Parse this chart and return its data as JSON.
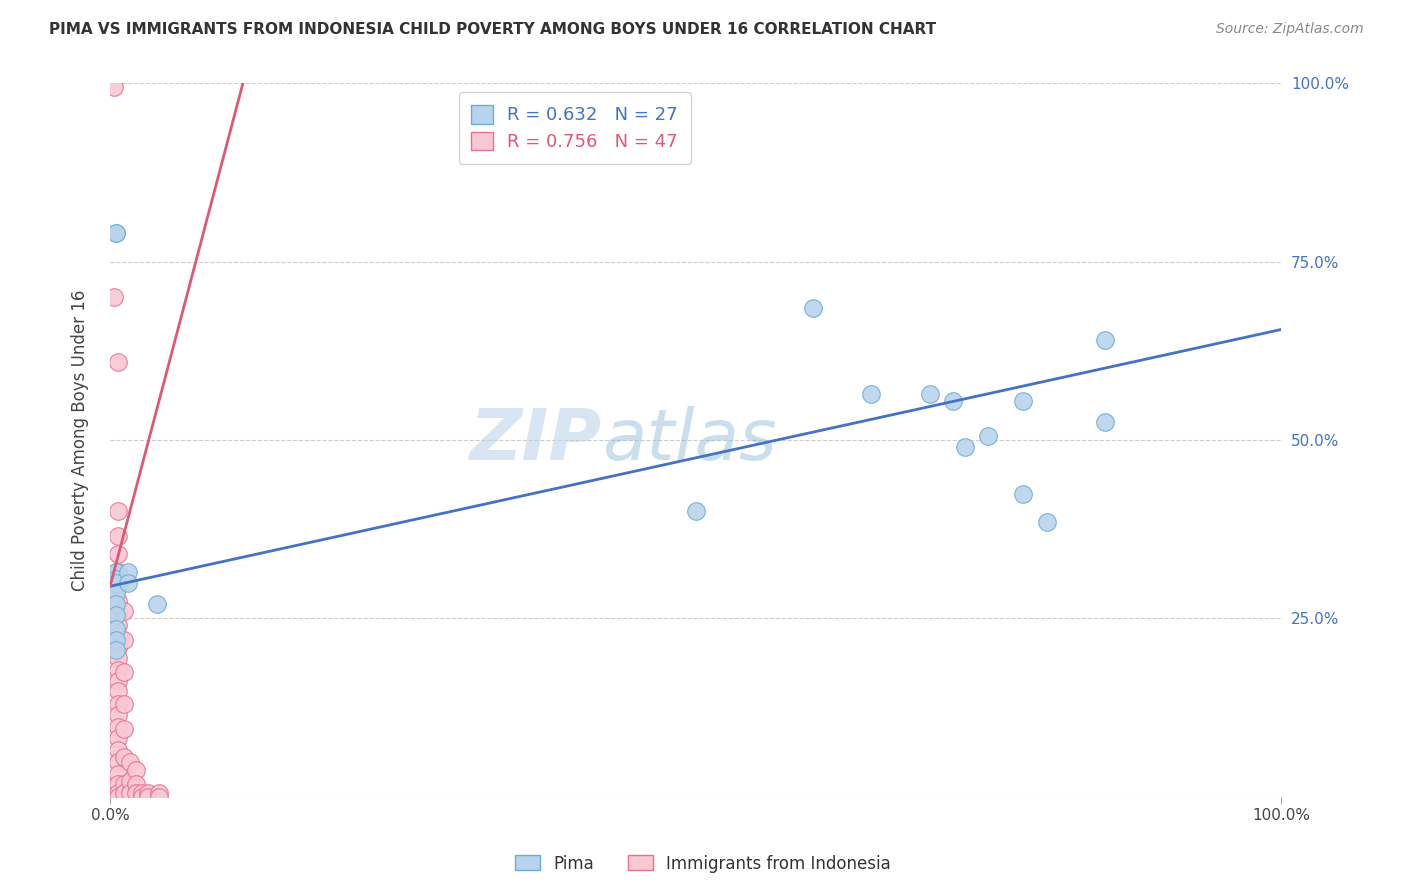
{
  "title": "PIMA VS IMMIGRANTS FROM INDONESIA CHILD POVERTY AMONG BOYS UNDER 16 CORRELATION CHART",
  "source": "Source: ZipAtlas.com",
  "ylabel": "Child Poverty Among Boys Under 16",
  "xlim": [
    0,
    1
  ],
  "ylim": [
    0,
    1
  ],
  "ytick_labels": [
    "",
    "25.0%",
    "50.0%",
    "75.0%",
    "100.0%"
  ],
  "ytick_positions": [
    0.0,
    0.25,
    0.5,
    0.75,
    1.0
  ],
  "xtick_positions": [
    0.0,
    1.0
  ],
  "xtick_labels": [
    "0.0%",
    "100.0%"
  ],
  "grid_color": "#cccccc",
  "background_color": "#ffffff",
  "watermark_text": "ZIP",
  "watermark_text2": "atlas",
  "pima_color": "#b8d4ed",
  "pima_edge_color": "#6aaed6",
  "pima_line_color": "#4472c4",
  "pima_R": 0.632,
  "pima_N": 27,
  "pima_scatter": [
    [
      0.005,
      0.79
    ],
    [
      0.005,
      0.79
    ],
    [
      0.005,
      0.315
    ],
    [
      0.005,
      0.315
    ],
    [
      0.005,
      0.305
    ],
    [
      0.005,
      0.3
    ],
    [
      0.005,
      0.285
    ],
    [
      0.005,
      0.27
    ],
    [
      0.005,
      0.255
    ],
    [
      0.005,
      0.235
    ],
    [
      0.005,
      0.22
    ],
    [
      0.005,
      0.205
    ],
    [
      0.015,
      0.315
    ],
    [
      0.015,
      0.3
    ],
    [
      0.04,
      0.27
    ],
    [
      0.5,
      0.4
    ],
    [
      0.6,
      0.685
    ],
    [
      0.65,
      0.565
    ],
    [
      0.7,
      0.565
    ],
    [
      0.72,
      0.555
    ],
    [
      0.73,
      0.49
    ],
    [
      0.75,
      0.505
    ],
    [
      0.78,
      0.555
    ],
    [
      0.78,
      0.425
    ],
    [
      0.8,
      0.385
    ],
    [
      0.85,
      0.64
    ],
    [
      0.85,
      0.525
    ]
  ],
  "pima_line_x": [
    0.0,
    1.0
  ],
  "pima_line_y": [
    0.295,
    0.655
  ],
  "indonesia_color": "#f9c8d4",
  "indonesia_edge_color": "#e87090",
  "indonesia_line_color": "#e05878",
  "indonesia_R": 0.756,
  "indonesia_N": 47,
  "indonesia_scatter": [
    [
      0.003,
      0.995
    ],
    [
      0.003,
      0.7
    ],
    [
      0.007,
      0.61
    ],
    [
      0.007,
      0.4
    ],
    [
      0.007,
      0.365
    ],
    [
      0.007,
      0.34
    ],
    [
      0.007,
      0.315
    ],
    [
      0.007,
      0.295
    ],
    [
      0.007,
      0.275
    ],
    [
      0.007,
      0.258
    ],
    [
      0.007,
      0.24
    ],
    [
      0.007,
      0.225
    ],
    [
      0.007,
      0.21
    ],
    [
      0.007,
      0.195
    ],
    [
      0.007,
      0.178
    ],
    [
      0.007,
      0.162
    ],
    [
      0.007,
      0.148
    ],
    [
      0.007,
      0.13
    ],
    [
      0.007,
      0.115
    ],
    [
      0.007,
      0.098
    ],
    [
      0.007,
      0.082
    ],
    [
      0.007,
      0.065
    ],
    [
      0.007,
      0.048
    ],
    [
      0.007,
      0.032
    ],
    [
      0.007,
      0.018
    ],
    [
      0.007,
      0.005
    ],
    [
      0.007,
      0.0
    ],
    [
      0.012,
      0.26
    ],
    [
      0.012,
      0.22
    ],
    [
      0.012,
      0.175
    ],
    [
      0.012,
      0.13
    ],
    [
      0.012,
      0.095
    ],
    [
      0.012,
      0.055
    ],
    [
      0.012,
      0.018
    ],
    [
      0.012,
      0.005
    ],
    [
      0.017,
      0.048
    ],
    [
      0.017,
      0.022
    ],
    [
      0.017,
      0.005
    ],
    [
      0.022,
      0.038
    ],
    [
      0.022,
      0.018
    ],
    [
      0.022,
      0.005
    ],
    [
      0.027,
      0.005
    ],
    [
      0.027,
      0.0
    ],
    [
      0.032,
      0.005
    ],
    [
      0.032,
      0.0
    ],
    [
      0.042,
      0.005
    ],
    [
      0.042,
      0.0
    ]
  ],
  "indonesia_line_x": [
    0.0,
    0.115
  ],
  "indonesia_line_y": [
    0.295,
    1.01
  ]
}
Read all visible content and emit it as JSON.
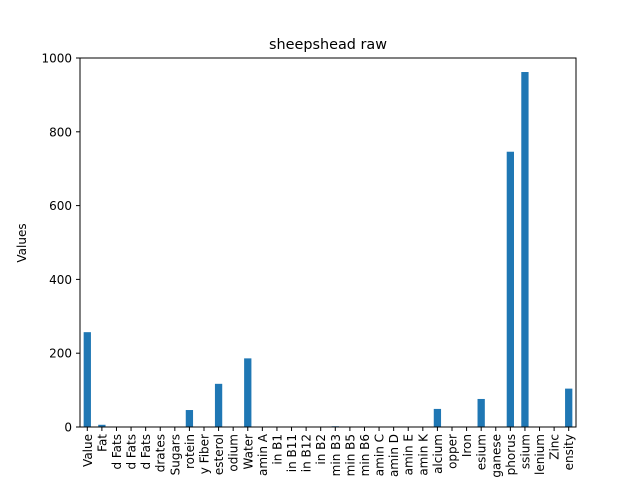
________________________________________
All of the data needs repeating exactly, but the pictures do not.

= WRITTEN ANSWER =
Parse this chart and return its data as JSON.
{
  "title": "PIMA VS IMMIGRANTS FROM INDONESIA CHILD POVERTY AMONG BOYS UNDER 16 CORRELATION CHART",
  "source": "Source: ZipAtlas.com",
  "ylabel": "Child Poverty Among Boys Under 16",
  "xlim": [
    0,
    1
  ],
  "ylim": [
    0,
    1
  ],
  "ytick_labels": [
    "",
    "25.0%",
    "50.0%",
    "75.0%",
    "100.0%"
  ],
  "ytick_positions": [
    0.0,
    0.25,
    0.5,
    0.75,
    1.0
  ],
  "xtick_positions": [
    0.0,
    1.0
  ],
  "xtick_labels": [
    "0.0%",
    "100.0%"
  ],
  "grid_color": "#cccccc",
  "background_color": "#ffffff",
  "watermark_text": "ZIP",
  "watermark_text2": "atlas",
  "pima_color": "#b8d4ed",
  "pima_edge_color": "#6aaed6",
  "pima_line_color": "#4472c4",
  "pima_R": 0.632,
  "pima_N": 27,
  "pima_scatter": [
    [
      0.005,
      0.79
    ],
    [
      0.005,
      0.79
    ],
    [
      0.005,
      0.315
    ],
    [
      0.005,
      0.315
    ],
    [
      0.005,
      0.305
    ],
    [
      0.005,
      0.3
    ],
    [
      0.005,
      0.285
    ],
    [
      0.005,
      0.27
    ],
    [
      0.005,
      0.255
    ],
    [
      0.005,
      0.235
    ],
    [
      0.005,
      0.22
    ],
    [
      0.005,
      0.205
    ],
    [
      0.015,
      0.315
    ],
    [
      0.015,
      0.3
    ],
    [
      0.04,
      0.27
    ],
    [
      0.5,
      0.4
    ],
    [
      0.6,
      0.685
    ],
    [
      0.65,
      0.565
    ],
    [
      0.7,
      0.565
    ],
    [
      0.72,
      0.555
    ],
    [
      0.73,
      0.49
    ],
    [
      0.75,
      0.505
    ],
    [
      0.78,
      0.555
    ],
    [
      0.78,
      0.425
    ],
    [
      0.8,
      0.385
    ],
    [
      0.85,
      0.64
    ],
    [
      0.85,
      0.525
    ]
  ],
  "pima_line_x": [
    0.0,
    1.0
  ],
  "pima_line_y": [
    0.295,
    0.655
  ],
  "indonesia_color": "#f9c8d4",
  "indonesia_edge_color": "#e87090",
  "indonesia_line_color": "#e05878",
  "indonesia_R": 0.756,
  "indonesia_N": 47,
  "indonesia_scatter": [
    [
      0.003,
      0.995
    ],
    [
      0.003,
      0.7
    ],
    [
      0.007,
      0.61
    ],
    [
      0.007,
      0.4
    ],
    [
      0.007,
      0.365
    ],
    [
      0.007,
      0.34
    ],
    [
      0.007,
      0.315
    ],
    [
      0.007,
      0.295
    ],
    [
      0.007,
      0.275
    ],
    [
      0.007,
      0.258
    ],
    [
      0.007,
      0.24
    ],
    [
      0.007,
      0.225
    ],
    [
      0.007,
      0.21
    ],
    [
      0.007,
      0.195
    ],
    [
      0.007,
      0.178
    ],
    [
      0.007,
      0.162
    ],
    [
      0.007,
      0.148
    ],
    [
      0.007,
      0.13
    ],
    [
      0.007,
      0.115
    ],
    [
      0.007,
      0.098
    ],
    [
      0.007,
      0.082
    ],
    [
      0.007,
      0.065
    ],
    [
      0.007,
      0.048
    ],
    [
      0.007,
      0.032
    ],
    [
      0.007,
      0.018
    ],
    [
      0.007,
      0.005
    ],
    [
      0.007,
      0.0
    ],
    [
      0.012,
      0.26
    ],
    [
      0.012,
      0.22
    ],
    [
      0.012,
      0.175
    ],
    [
      0.012,
      0.13
    ],
    [
      0.012,
      0.095
    ],
    [
      0.012,
      0.055
    ],
    [
      0.012,
      0.018
    ],
    [
      0.012,
      0.005
    ],
    [
      0.017,
      0.048
    ],
    [
      0.017,
      0.022
    ],
    [
      0.017,
      0.005
    ],
    [
      0.022,
      0.038
    ],
    [
      0.022,
      0.018
    ],
    [
      0.022,
      0.005
    ],
    [
      0.027,
      0.005
    ],
    [
      0.027,
      0.0
    ],
    [
      0.032,
      0.005
    ],
    [
      0.032,
      0.0
    ],
    [
      0.042,
      0.005
    ],
    [
      0.042,
      0.0
    ]
  ],
  "indonesia_line_x": [
    0.0,
    0.115
  ],
  "indonesia_line_y": [
    0.295,
    1.01
  ]
}
Read all visible content and emit it as JSON.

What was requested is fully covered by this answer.